● **Directions**:
Leave out the images; return the rest of the data exactly.

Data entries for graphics
◆ ◆ ◆ ◆ ◆ ◆ ◆
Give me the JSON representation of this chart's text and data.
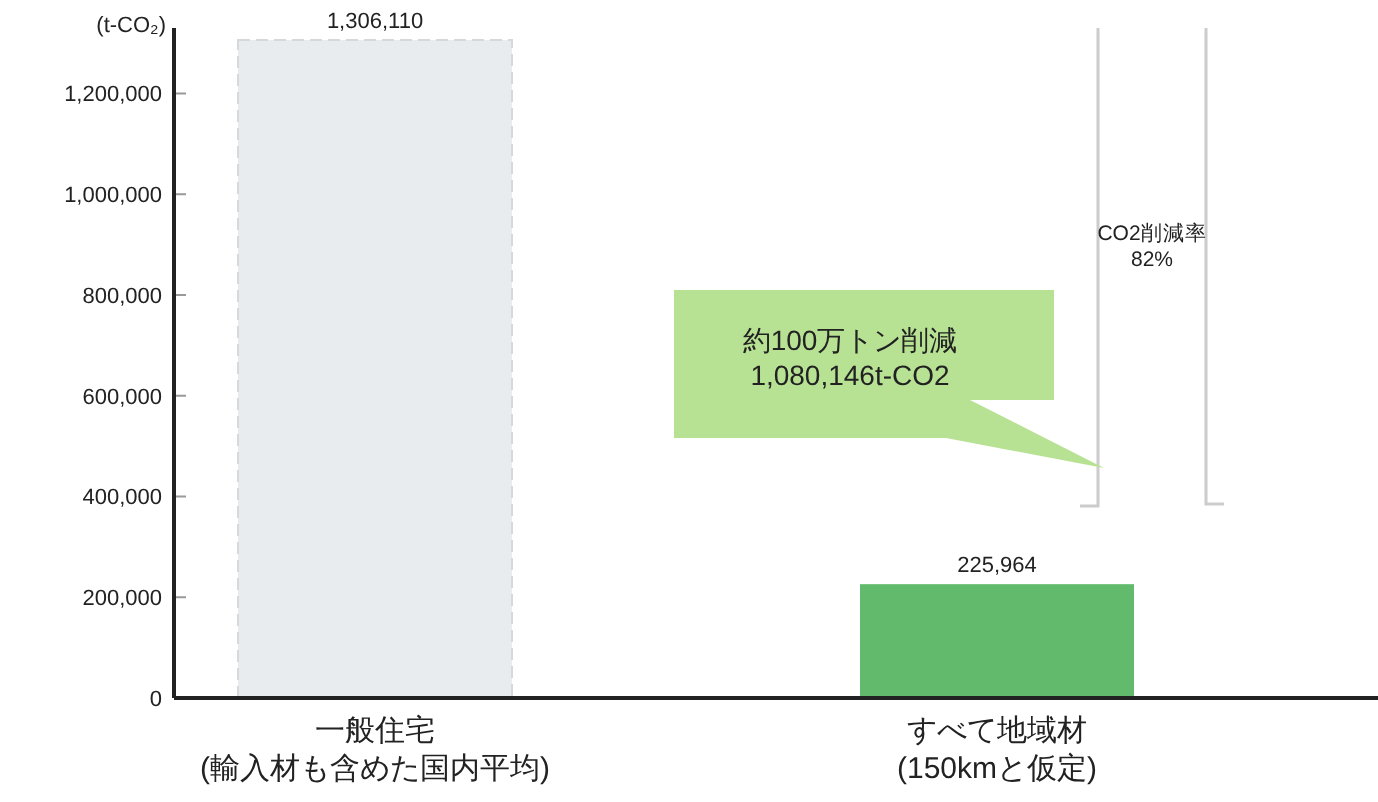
{
  "chart_data": {
    "type": "bar",
    "ylabel": "(t-CO₂)",
    "categories": [
      "一般住宅\n(輸入材も含めた国内平均)",
      "すべて地域材\n(150kmと仮定)"
    ],
    "values": [
      1306110,
      225964
    ],
    "colors": [
      "#e9ecef",
      "#62bb6c"
    ],
    "value_labels": [
      "1,306,110",
      "225,964"
    ],
    "ylim": [
      0,
      1330000
    ],
    "yticks": [
      {
        "value": 0,
        "label": "0"
      },
      {
        "value": 200000,
        "label": "200,000"
      },
      {
        "value": 400000,
        "label": "400,000"
      },
      {
        "value": 600000,
        "label": "600,000"
      },
      {
        "value": 800000,
        "label": "800,000"
      },
      {
        "value": 1000000,
        "label": "1,000,000"
      },
      {
        "value": 1200000,
        "label": "1,200,000"
      }
    ],
    "annotations": [
      "約100万トン削減\n1,080,146t-CO2",
      "CO2削減率\n82%"
    ],
    "grid": false
  }
}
◆ ◆ ◆ ◆ ◆ ◆ ◆
● **Correct response**:
Give me the JSON representation of this chart's text and data.
{
  "chart_data": {
    "type": "bar",
    "ylabel": "(t-CO₂)",
    "categories": [
      "一般住宅\n(輸入材も含めた国内平均)",
      "すべて地域材\n(150kmと仮定)"
    ],
    "values": [
      1306110,
      225964
    ],
    "colors": [
      "#e9ecef",
      "#62bb6c"
    ],
    "value_labels": [
      "1,306,110",
      "225,964"
    ],
    "ylim": [
      0,
      1330000
    ],
    "yticks": [
      {
        "value": 0,
        "label": "0"
      },
      {
        "value": 200000,
        "label": "200,000"
      },
      {
        "value": 400000,
        "label": "400,000"
      },
      {
        "value": 600000,
        "label": "600,000"
      },
      {
        "value": 800000,
        "label": "800,000"
      },
      {
        "value": 1000000,
        "label": "1,000,000"
      },
      {
        "value": 1200000,
        "label": "1,200,000"
      }
    ],
    "annotations": [
      "約100万トン削減\n1,080,146t-CO2",
      "CO2削減率\n82%"
    ],
    "grid": false
  }
}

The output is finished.